**Given instruction**
Where a line holds the word "image", copy that line.

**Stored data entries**
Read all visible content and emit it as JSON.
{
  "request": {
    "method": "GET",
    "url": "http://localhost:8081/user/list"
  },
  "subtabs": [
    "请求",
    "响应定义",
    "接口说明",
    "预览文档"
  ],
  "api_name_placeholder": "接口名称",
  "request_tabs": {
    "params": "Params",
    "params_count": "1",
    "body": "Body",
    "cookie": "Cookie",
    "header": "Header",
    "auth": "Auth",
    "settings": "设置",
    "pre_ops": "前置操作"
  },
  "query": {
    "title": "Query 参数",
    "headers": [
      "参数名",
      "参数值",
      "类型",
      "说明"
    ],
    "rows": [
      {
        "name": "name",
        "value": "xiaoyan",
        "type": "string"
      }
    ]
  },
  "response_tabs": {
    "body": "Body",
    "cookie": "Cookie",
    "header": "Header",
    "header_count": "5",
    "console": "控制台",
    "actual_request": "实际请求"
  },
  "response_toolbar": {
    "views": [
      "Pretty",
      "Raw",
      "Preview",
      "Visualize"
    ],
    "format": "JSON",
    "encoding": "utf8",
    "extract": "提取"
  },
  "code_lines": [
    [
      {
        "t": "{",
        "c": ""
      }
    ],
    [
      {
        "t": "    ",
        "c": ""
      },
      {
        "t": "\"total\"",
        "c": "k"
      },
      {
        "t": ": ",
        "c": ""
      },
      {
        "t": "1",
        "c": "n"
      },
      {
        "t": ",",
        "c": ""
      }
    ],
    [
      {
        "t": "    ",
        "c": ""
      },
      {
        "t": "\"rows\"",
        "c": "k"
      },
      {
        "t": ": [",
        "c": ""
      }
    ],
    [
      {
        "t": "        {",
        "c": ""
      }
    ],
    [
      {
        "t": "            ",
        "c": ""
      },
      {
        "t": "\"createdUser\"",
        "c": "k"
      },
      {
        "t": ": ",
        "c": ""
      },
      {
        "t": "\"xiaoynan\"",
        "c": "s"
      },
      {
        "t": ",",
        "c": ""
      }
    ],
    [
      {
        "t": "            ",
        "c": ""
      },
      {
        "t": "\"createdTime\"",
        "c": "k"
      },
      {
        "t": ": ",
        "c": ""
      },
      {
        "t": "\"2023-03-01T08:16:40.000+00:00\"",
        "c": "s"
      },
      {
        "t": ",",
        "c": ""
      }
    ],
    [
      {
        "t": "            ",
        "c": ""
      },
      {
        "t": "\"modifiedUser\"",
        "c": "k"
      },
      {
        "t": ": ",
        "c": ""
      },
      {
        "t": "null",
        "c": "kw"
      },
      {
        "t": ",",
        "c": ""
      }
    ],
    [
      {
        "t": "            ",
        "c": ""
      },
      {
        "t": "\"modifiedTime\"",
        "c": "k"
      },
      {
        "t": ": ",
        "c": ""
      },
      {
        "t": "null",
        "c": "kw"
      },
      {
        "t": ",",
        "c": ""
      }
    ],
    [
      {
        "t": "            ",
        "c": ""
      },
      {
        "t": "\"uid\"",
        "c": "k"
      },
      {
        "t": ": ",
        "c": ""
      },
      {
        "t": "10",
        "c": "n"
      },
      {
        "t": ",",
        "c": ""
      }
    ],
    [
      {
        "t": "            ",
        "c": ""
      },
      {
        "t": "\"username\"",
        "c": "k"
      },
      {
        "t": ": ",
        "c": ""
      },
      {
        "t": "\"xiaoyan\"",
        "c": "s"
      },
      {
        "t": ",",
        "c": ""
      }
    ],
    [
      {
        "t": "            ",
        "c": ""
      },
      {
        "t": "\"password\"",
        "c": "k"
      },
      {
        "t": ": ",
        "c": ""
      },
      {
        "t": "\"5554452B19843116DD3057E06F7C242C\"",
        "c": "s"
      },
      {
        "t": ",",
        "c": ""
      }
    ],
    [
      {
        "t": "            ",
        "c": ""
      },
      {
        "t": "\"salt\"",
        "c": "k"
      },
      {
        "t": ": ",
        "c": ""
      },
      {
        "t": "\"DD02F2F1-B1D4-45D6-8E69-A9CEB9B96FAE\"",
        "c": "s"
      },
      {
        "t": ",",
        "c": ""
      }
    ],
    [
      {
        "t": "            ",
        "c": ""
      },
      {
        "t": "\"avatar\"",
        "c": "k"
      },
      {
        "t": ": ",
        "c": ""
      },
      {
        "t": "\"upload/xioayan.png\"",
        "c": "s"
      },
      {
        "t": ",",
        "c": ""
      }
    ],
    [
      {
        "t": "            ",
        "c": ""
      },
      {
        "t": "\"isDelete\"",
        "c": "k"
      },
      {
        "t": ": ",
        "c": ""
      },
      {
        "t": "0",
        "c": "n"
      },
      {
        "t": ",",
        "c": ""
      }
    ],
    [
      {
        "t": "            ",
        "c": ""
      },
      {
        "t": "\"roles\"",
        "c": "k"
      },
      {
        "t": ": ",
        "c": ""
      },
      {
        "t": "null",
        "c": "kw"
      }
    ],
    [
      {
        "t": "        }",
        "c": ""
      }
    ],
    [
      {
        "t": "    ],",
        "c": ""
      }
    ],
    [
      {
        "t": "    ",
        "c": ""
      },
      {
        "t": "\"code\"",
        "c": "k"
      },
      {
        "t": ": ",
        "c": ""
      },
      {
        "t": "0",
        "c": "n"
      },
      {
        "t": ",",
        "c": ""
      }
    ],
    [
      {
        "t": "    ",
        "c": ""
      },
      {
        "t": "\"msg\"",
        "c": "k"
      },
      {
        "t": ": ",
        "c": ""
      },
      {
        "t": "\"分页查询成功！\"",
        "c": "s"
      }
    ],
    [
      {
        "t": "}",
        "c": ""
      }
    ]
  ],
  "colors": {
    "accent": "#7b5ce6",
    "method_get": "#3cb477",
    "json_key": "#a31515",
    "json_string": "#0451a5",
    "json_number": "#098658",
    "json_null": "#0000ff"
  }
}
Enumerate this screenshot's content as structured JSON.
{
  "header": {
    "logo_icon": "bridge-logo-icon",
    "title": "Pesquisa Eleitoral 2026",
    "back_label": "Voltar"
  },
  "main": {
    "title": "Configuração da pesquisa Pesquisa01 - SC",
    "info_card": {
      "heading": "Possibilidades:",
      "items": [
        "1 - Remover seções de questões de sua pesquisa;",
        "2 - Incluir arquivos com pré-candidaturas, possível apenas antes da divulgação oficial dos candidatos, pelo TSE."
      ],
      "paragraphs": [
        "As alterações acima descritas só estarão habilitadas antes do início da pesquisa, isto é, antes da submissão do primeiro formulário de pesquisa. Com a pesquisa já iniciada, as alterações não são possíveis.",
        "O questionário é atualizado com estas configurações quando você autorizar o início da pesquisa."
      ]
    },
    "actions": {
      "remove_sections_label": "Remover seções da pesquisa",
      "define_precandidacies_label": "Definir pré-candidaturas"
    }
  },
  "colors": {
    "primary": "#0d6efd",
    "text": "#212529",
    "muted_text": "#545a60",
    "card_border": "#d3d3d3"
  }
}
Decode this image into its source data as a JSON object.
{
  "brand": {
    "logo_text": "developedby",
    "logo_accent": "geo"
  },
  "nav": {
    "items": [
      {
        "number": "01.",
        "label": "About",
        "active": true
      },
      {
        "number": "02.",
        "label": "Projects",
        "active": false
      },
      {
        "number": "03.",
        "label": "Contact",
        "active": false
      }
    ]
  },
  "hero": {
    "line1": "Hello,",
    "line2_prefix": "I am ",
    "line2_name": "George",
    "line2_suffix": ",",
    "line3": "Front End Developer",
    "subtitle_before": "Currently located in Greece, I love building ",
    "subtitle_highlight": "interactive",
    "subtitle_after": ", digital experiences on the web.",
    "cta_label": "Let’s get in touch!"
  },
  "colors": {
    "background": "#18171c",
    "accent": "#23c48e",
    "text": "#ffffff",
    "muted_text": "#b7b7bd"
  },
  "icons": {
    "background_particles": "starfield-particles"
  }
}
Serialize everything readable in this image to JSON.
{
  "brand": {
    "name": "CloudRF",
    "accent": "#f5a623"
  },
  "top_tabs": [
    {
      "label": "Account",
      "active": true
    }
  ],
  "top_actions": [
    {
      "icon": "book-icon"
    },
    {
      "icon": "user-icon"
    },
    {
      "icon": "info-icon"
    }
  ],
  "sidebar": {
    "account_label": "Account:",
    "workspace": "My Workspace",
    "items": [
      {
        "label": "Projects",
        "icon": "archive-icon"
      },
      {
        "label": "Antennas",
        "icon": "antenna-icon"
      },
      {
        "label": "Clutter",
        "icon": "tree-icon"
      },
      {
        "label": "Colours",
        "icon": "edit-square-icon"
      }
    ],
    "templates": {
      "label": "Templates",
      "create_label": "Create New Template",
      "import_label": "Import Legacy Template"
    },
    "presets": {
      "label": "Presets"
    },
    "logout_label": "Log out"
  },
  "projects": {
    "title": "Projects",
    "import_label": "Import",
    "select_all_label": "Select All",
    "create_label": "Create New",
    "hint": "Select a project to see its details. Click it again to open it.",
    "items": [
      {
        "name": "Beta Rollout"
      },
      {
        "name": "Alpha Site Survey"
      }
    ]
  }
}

**Solution for this exercise**
Decode this image into its source data as a JSON object.
Serialize everything readable in this image to JSON.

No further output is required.